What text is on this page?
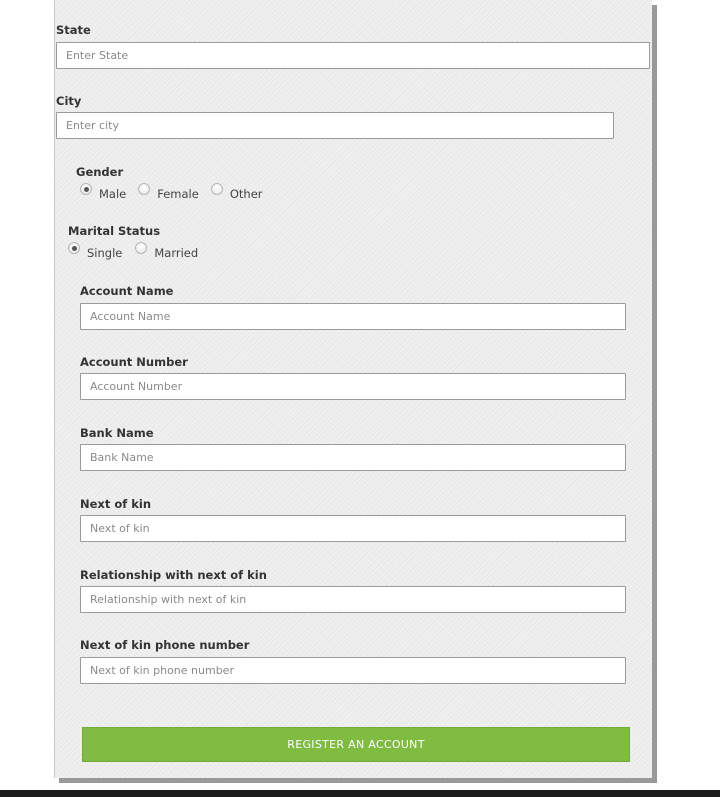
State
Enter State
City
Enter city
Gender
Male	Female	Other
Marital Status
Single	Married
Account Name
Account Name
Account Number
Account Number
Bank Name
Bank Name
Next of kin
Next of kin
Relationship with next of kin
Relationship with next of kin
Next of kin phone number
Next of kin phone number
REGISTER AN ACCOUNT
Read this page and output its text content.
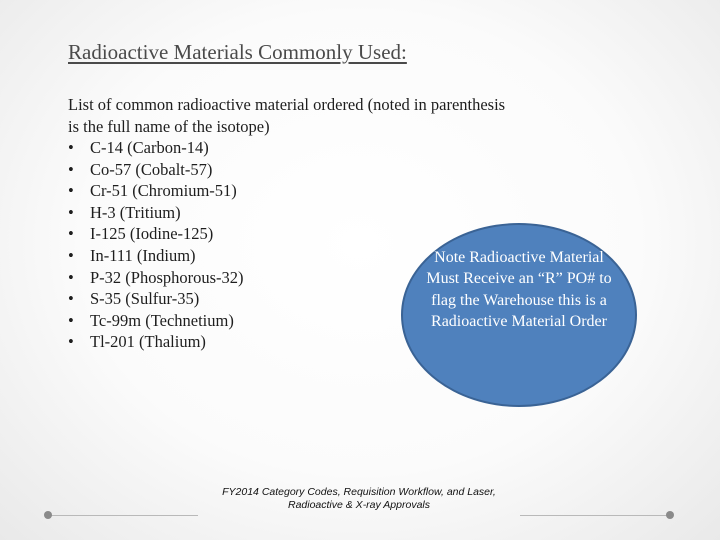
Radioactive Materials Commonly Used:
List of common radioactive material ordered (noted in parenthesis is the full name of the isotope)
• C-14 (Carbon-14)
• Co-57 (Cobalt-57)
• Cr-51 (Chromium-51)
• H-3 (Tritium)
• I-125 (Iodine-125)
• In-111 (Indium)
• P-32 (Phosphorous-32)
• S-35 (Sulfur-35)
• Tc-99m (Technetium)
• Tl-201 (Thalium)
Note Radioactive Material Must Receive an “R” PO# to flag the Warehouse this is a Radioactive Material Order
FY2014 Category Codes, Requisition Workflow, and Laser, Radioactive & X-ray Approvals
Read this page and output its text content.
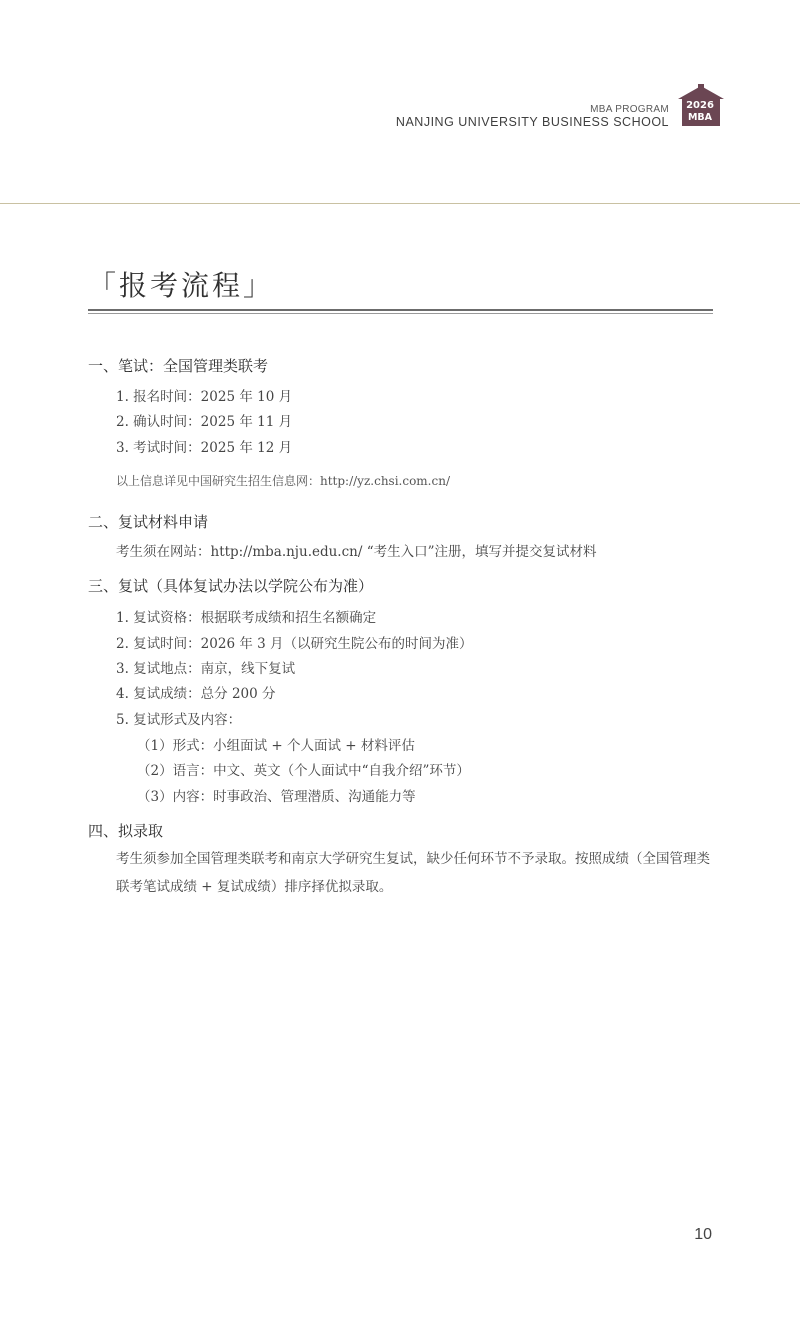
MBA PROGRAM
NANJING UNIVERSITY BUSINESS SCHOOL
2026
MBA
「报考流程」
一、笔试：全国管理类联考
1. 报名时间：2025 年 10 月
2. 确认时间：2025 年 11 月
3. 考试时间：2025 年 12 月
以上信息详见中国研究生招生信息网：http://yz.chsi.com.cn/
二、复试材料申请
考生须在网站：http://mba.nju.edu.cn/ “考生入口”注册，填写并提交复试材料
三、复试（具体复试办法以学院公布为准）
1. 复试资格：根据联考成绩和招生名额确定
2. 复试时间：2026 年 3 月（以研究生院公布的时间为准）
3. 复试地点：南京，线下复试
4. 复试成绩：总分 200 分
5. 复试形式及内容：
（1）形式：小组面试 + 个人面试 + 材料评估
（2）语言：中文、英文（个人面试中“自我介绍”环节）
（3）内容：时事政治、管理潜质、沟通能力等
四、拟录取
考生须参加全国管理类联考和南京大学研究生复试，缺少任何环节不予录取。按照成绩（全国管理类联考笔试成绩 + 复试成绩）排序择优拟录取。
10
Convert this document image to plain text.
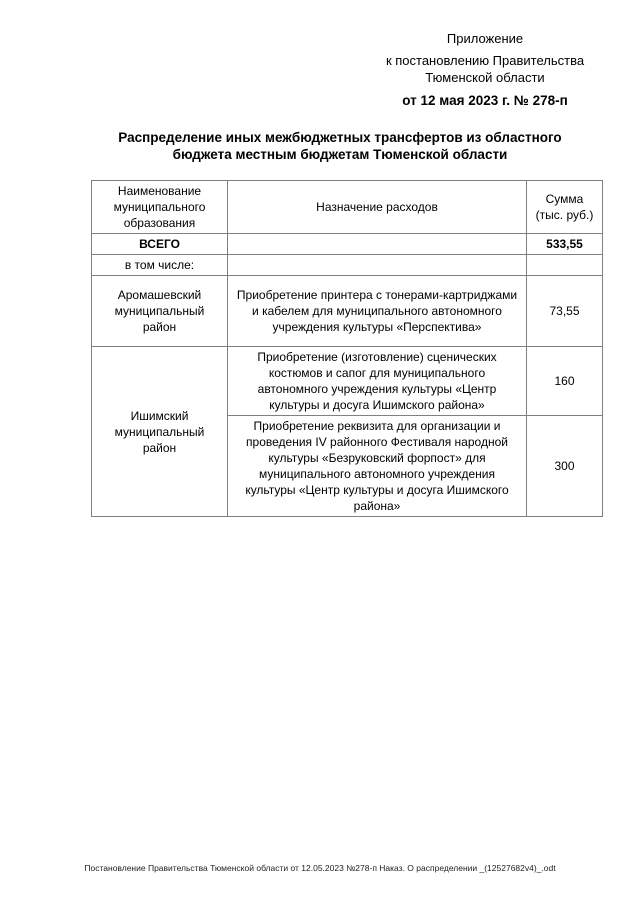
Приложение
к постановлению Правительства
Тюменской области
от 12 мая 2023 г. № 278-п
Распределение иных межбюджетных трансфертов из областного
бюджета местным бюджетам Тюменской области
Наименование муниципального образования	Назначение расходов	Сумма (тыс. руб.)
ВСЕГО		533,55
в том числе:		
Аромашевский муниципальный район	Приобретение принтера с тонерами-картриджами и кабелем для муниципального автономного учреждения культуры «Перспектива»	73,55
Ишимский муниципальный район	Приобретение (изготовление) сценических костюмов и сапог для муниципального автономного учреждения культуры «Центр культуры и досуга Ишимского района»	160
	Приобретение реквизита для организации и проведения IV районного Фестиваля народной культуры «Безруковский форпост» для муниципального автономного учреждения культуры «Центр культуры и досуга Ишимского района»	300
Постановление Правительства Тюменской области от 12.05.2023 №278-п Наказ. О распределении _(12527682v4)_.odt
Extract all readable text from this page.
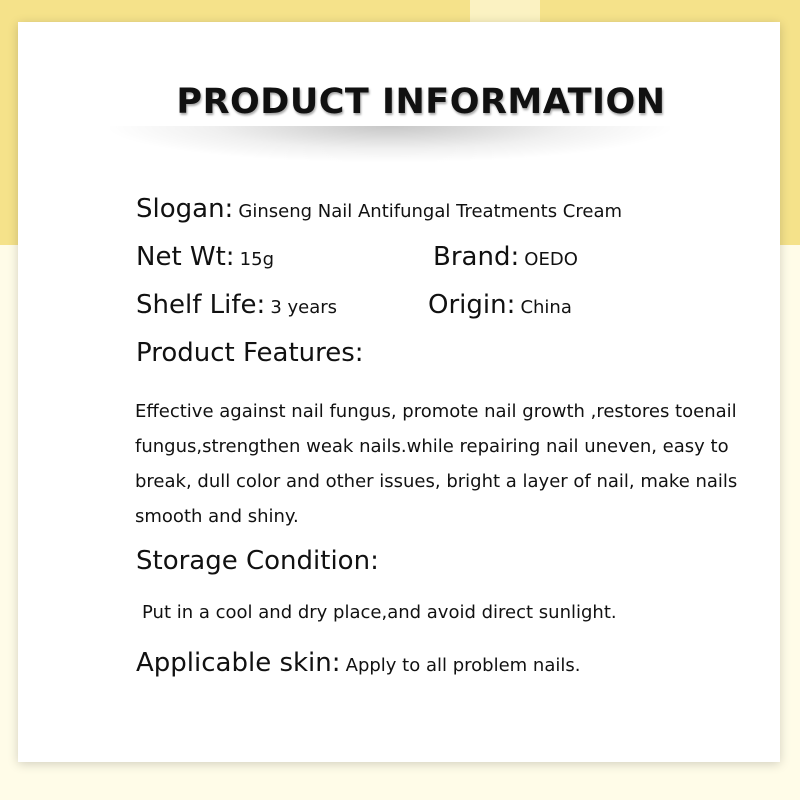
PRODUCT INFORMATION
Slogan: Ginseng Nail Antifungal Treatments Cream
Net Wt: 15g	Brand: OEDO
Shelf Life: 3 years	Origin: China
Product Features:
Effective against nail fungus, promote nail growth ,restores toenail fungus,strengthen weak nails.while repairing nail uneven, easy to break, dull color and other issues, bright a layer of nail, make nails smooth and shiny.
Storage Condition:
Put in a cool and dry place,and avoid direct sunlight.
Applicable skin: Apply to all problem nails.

> EXERCISE: Copy the material above in full and exactly, skipping pictures.

> REPLY TO THE TASK:
What text is on this page?
State
Enter State
City
Enter city
Gender
Male	Female	Other
Marital Status
Single	Married
Account Name
Account Name
Account Number
Account Number
Bank Name
Bank Name
Next of kin
Next of kin
Relationship with next of kin
Relationship with next of kin
Next of kin phone number
Next of kin phone number
REGISTER AN ACCOUNT
Read this page and output its text content.
Radioactive Materials Commonly Used:
List of common radioactive material ordered (noted in parenthesis is the full name of the isotope)
• C-14 (Carbon-14)
• Co-57 (Cobalt-57)
• Cr-51 (Chromium-51)
• H-3 (Tritium)
• I-125 (Iodine-125)
• In-111 (Indium)
• P-32 (Phosphorous-32)
• S-35 (Sulfur-35)
• Tc-99m (Technetium)
• Tl-201 (Thalium)
Note Radioactive Material Must Receive an “R” PO# to flag the Warehouse this is a Radioactive Material Order
FY2014 Category Codes, Requisition Workflow, and Laser, Radioactive & X-ray Approvals
Read this page and output its text content.
MBA PROGRAM
NANJING UNIVERSITY BUSINESS SCHOOL
2026
MBA
「报考流程」
一、笔试：全国管理类联考
1. 报名时间：2025 年 10 月
2. 确认时间：2025 年 11 月
3. 考试时间：2025 年 12 月
以上信息详见中国研究生招生信息网：http://yz.chsi.com.cn/
二、复试材料申请
考生须在网站：http://mba.nju.edu.cn/ “考生入口”注册，填写并提交复试材料
三、复试（具体复试办法以学院公布为准）
1. 复试资格：根据联考成绩和招生名额确定
2. 复试时间：2026 年 3 月（以研究生院公布的时间为准）
3. 复试地点：南京，线下复试
4. 复试成绩：总分 200 分
5. 复试形式及内容：
（1）形式：小组面试 + 个人面试 + 材料评估
（2）语言：中文、英文（个人面试中“自我介绍”环节）
（3）内容：时事政治、管理潜质、沟通能力等
四、拟录取
考生须参加全国管理类联考和南京大学研究生复试，缺少任何环节不予录取。按照成绩（全国管理类联考笔试成绩 + 复试成绩）排序择优拟录取。
10
Convert this document image to plain text.
Приложение
к постановлению Правительства
Тюменской области
от 12 мая 2023 г. № 278-п
Распределение иных межбюджетных трансфертов из областного
бюджета местным бюджетам Тюменской области
Наименование муниципального образования	Назначение расходов	Сумма (тыс. руб.)
ВСЕГО		533,55
в том числе:		
Аромашевский муниципальный район	Приобретение принтера с тонерами-картриджами и кабелем для муниципального автономного учреждения культуры «Перспектива»	73,55
Ишимский муниципальный район	Приобретение (изготовление) сценических костюмов и сапог для муниципального автономного учреждения культуры «Центр культуры и досуга Ишимского района»	160
	Приобретение реквизита для организации и проведения IV районного Фестиваля народной культуры «Безруковский форпост» для муниципального автономного учреждения культуры «Центр культуры и досуга Ишимского района»	300
Постановление Правительства Тюменской области от 12.05.2023 №278-п Наказ. О распределении _(12527682v4)_.odt
Extract all readable text from this page.
PRODUCT INFORMATION
Slogan: Ginseng Nail Antifungal Treatments Cream
Net Wt: 15g	Brand: OEDO
Shelf Life: 3 years	Origin: China
Product Features:
Effective against nail fungus, promote nail growth ,restores toenail fungus,strengthen weak nails.while repairing nail uneven, easy to break, dull color and other issues, bright a layer of nail, make nails smooth and shiny.
Storage Condition:
Put in a cool and dry place,and avoid direct sunlight.
Applicable skin: Apply to all problem nails.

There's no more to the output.